**The task**
Substitute "data-cell" for every occurrence of "table-cell" in the lines below, and reproduce all the lines with no other change.

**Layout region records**
....

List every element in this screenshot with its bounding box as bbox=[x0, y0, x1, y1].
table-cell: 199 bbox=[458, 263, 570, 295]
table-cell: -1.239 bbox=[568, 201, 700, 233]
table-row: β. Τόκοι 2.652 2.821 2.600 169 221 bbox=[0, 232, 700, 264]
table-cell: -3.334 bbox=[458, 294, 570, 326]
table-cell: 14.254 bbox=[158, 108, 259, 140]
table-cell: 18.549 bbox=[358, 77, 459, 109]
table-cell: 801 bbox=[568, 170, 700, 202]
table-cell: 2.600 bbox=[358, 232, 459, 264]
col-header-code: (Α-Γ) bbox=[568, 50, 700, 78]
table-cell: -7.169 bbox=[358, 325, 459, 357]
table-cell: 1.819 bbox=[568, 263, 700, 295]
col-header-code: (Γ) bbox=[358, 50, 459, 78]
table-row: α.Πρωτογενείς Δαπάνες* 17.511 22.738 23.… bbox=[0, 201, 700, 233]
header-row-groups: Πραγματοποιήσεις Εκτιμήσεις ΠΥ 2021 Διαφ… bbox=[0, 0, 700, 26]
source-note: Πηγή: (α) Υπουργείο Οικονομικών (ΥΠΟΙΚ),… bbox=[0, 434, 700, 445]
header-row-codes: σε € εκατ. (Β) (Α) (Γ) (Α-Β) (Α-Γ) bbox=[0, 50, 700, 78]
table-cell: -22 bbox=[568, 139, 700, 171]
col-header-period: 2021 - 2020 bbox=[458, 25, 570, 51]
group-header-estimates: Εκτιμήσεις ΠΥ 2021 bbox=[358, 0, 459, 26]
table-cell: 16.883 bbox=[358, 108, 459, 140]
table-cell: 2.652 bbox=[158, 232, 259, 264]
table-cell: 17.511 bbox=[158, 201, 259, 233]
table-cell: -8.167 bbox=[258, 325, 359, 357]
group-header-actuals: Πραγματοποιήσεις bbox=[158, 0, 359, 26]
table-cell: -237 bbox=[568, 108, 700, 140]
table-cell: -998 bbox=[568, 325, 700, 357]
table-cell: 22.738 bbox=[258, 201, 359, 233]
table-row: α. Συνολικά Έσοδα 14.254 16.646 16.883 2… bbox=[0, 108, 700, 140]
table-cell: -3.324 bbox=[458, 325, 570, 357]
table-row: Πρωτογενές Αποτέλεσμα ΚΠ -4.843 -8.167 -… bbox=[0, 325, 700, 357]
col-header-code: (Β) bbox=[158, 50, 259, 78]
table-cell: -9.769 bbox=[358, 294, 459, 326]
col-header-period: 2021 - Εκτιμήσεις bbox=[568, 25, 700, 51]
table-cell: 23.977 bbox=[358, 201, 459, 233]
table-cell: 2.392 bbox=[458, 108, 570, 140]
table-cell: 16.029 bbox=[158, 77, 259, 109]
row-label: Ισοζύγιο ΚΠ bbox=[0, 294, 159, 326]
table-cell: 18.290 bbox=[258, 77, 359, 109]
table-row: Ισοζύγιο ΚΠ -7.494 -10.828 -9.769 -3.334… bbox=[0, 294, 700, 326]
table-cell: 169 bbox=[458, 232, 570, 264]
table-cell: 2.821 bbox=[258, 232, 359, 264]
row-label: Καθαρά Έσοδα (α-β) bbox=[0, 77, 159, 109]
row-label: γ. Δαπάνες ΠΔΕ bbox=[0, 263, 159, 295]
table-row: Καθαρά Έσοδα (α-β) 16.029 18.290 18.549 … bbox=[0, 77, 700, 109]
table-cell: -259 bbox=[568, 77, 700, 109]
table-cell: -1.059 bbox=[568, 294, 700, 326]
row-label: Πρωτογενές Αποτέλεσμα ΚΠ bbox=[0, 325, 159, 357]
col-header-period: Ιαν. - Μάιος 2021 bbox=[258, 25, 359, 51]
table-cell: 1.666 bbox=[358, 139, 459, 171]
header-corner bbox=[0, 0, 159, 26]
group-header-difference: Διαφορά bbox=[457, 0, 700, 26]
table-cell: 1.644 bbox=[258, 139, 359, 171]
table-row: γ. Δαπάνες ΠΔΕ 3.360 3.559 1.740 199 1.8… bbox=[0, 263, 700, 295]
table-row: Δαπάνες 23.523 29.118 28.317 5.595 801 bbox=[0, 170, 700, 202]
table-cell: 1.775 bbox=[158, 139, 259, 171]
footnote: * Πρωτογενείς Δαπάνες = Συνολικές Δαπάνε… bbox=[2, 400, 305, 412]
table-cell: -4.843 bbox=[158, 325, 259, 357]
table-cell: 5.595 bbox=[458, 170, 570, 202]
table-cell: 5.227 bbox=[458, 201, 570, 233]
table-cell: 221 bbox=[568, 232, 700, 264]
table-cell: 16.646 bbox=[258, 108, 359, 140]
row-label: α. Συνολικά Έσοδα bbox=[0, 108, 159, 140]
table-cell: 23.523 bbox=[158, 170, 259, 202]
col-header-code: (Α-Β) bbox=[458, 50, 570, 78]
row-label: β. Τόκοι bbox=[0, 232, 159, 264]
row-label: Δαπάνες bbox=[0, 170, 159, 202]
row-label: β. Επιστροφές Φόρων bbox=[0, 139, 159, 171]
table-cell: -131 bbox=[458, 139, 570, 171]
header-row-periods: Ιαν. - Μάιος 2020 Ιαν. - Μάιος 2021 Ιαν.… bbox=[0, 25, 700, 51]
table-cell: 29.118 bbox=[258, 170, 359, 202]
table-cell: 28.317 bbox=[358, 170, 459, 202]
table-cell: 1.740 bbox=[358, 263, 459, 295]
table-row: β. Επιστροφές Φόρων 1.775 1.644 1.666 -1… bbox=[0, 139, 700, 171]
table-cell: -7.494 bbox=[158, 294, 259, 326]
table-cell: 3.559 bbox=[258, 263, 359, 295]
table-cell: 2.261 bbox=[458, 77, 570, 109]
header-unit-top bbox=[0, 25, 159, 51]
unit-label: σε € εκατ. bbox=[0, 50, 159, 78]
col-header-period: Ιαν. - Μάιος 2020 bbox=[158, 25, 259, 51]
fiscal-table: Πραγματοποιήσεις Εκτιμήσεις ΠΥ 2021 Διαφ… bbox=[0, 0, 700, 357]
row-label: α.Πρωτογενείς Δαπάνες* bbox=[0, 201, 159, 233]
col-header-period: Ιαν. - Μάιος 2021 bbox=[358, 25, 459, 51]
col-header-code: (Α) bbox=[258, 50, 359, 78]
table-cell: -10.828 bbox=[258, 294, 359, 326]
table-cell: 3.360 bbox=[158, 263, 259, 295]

....

**Solution below**
List every element in this screenshot with its bounding box as bbox=[x0, y0, x1, y1].
data-cell: 199 bbox=[458, 263, 570, 295]
data-cell: -1.239 bbox=[568, 201, 700, 233]
table-row: β. Τόκοι 2.652 2.821 2.600 169 221 bbox=[0, 232, 700, 264]
data-cell: -3.334 bbox=[458, 294, 570, 326]
data-cell: 14.254 bbox=[158, 108, 259, 140]
data-cell: 18.549 bbox=[358, 77, 459, 109]
data-cell: 801 bbox=[568, 170, 700, 202]
data-cell: 2.600 bbox=[358, 232, 459, 264]
col-header-code: (Α-Γ) bbox=[568, 50, 700, 78]
data-cell: -7.169 bbox=[358, 325, 459, 357]
data-cell: 1.819 bbox=[568, 263, 700, 295]
col-header-code: (Γ) bbox=[358, 50, 459, 78]
table-row: α.Πρωτογενείς Δαπάνες* 17.511 22.738 23.… bbox=[0, 201, 700, 233]
header-row-groups: Πραγματοποιήσεις Εκτιμήσεις ΠΥ 2021 Διαφ… bbox=[0, 0, 700, 26]
source-note: Πηγή: (α) Υπουργείο Οικονομικών (ΥΠΟΙΚ),… bbox=[0, 434, 700, 445]
header-row-codes: σε € εκατ. (Β) (Α) (Γ) (Α-Β) (Α-Γ) bbox=[0, 50, 700, 78]
data-cell: -22 bbox=[568, 139, 700, 171]
col-header-period: 2021 - 2020 bbox=[458, 25, 570, 51]
group-header-estimates: Εκτιμήσεις ΠΥ 2021 bbox=[358, 0, 459, 26]
data-cell: 16.883 bbox=[358, 108, 459, 140]
data-cell: 2.652 bbox=[158, 232, 259, 264]
data-cell: 17.511 bbox=[158, 201, 259, 233]
data-cell: -8.167 bbox=[258, 325, 359, 357]
group-header-actuals: Πραγματοποιήσεις bbox=[158, 0, 359, 26]
data-cell: -237 bbox=[568, 108, 700, 140]
data-cell: -998 bbox=[568, 325, 700, 357]
data-cell: 22.738 bbox=[258, 201, 359, 233]
table-row: α. Συνολικά Έσοδα 14.254 16.646 16.883 2… bbox=[0, 108, 700, 140]
data-cell: -3.324 bbox=[458, 325, 570, 357]
table-row: Πρωτογενές Αποτέλεσμα ΚΠ -4.843 -8.167 -… bbox=[0, 325, 700, 357]
col-header-code: (Β) bbox=[158, 50, 259, 78]
data-cell: -9.769 bbox=[358, 294, 459, 326]
col-header-period: 2021 - Εκτιμήσεις bbox=[568, 25, 700, 51]
data-cell: 23.977 bbox=[358, 201, 459, 233]
data-cell: 2.392 bbox=[458, 108, 570, 140]
data-cell: 16.029 bbox=[158, 77, 259, 109]
row-label: Ισοζύγιο ΚΠ bbox=[0, 294, 159, 326]
data-cell: 18.290 bbox=[258, 77, 359, 109]
table-row: Ισοζύγιο ΚΠ -7.494 -10.828 -9.769 -3.334… bbox=[0, 294, 700, 326]
data-cell: 169 bbox=[458, 232, 570, 264]
data-cell: 2.821 bbox=[258, 232, 359, 264]
row-label: Καθαρά Έσοδα (α-β) bbox=[0, 77, 159, 109]
row-label: γ. Δαπάνες ΠΔΕ bbox=[0, 263, 159, 295]
table-row: Καθαρά Έσοδα (α-β) 16.029 18.290 18.549 … bbox=[0, 77, 700, 109]
data-cell: -259 bbox=[568, 77, 700, 109]
data-cell: -1.059 bbox=[568, 294, 700, 326]
row-label: Πρωτογενές Αποτέλεσμα ΚΠ bbox=[0, 325, 159, 357]
col-header-period: Ιαν. - Μάιος 2021 bbox=[258, 25, 359, 51]
data-cell: 1.666 bbox=[358, 139, 459, 171]
header-corner bbox=[0, 0, 159, 26]
group-header-difference: Διαφορά bbox=[457, 0, 700, 26]
data-cell: 1.644 bbox=[258, 139, 359, 171]
table-row: γ. Δαπάνες ΠΔΕ 3.360 3.559 1.740 199 1.8… bbox=[0, 263, 700, 295]
table-row: Δαπάνες 23.523 29.118 28.317 5.595 801 bbox=[0, 170, 700, 202]
data-cell: 1.775 bbox=[158, 139, 259, 171]
footnote: * Πρωτογενείς Δαπάνες = Συνολικές Δαπάνε… bbox=[2, 400, 305, 412]
data-cell: -4.843 bbox=[158, 325, 259, 357]
data-cell: 5.595 bbox=[458, 170, 570, 202]
data-cell: 5.227 bbox=[458, 201, 570, 233]
data-cell: 221 bbox=[568, 232, 700, 264]
data-cell: 16.646 bbox=[258, 108, 359, 140]
row-label: α. Συνολικά Έσοδα bbox=[0, 108, 159, 140]
data-cell: 23.523 bbox=[158, 170, 259, 202]
col-header-code: (Α-Β) bbox=[458, 50, 570, 78]
row-label: β. Τόκοι bbox=[0, 232, 159, 264]
row-label: Δαπάνες bbox=[0, 170, 159, 202]
row-label: β. Επιστροφές Φόρων bbox=[0, 139, 159, 171]
data-cell: -131 bbox=[458, 139, 570, 171]
header-row-periods: Ιαν. - Μάιος 2020 Ιαν. - Μάιος 2021 Ιαν.… bbox=[0, 25, 700, 51]
data-cell: 29.118 bbox=[258, 170, 359, 202]
data-cell: 28.317 bbox=[358, 170, 459, 202]
data-cell: 1.740 bbox=[358, 263, 459, 295]
table-row: β. Επιστροφές Φόρων 1.775 1.644 1.666 -1… bbox=[0, 139, 700, 171]
data-cell: -7.494 bbox=[158, 294, 259, 326]
data-cell: 3.559 bbox=[258, 263, 359, 295]
data-cell: 2.261 bbox=[458, 77, 570, 109]
header-unit-top bbox=[0, 25, 159, 51]
unit-label: σε € εκατ. bbox=[0, 50, 159, 78]
col-header-period: Ιαν. - Μάιος 2020 bbox=[158, 25, 259, 51]
fiscal-table: Πραγματοποιήσεις Εκτιμήσεις ΠΥ 2021 Διαφ… bbox=[0, 0, 700, 357]
row-label: α.Πρωτογενείς Δαπάνες* bbox=[0, 201, 159, 233]
col-header-period: Ιαν. - Μάιος 2021 bbox=[358, 25, 459, 51]
col-header-code: (Α) bbox=[258, 50, 359, 78]
data-cell: -10.828 bbox=[258, 294, 359, 326]
data-cell: 3.360 bbox=[158, 263, 259, 295]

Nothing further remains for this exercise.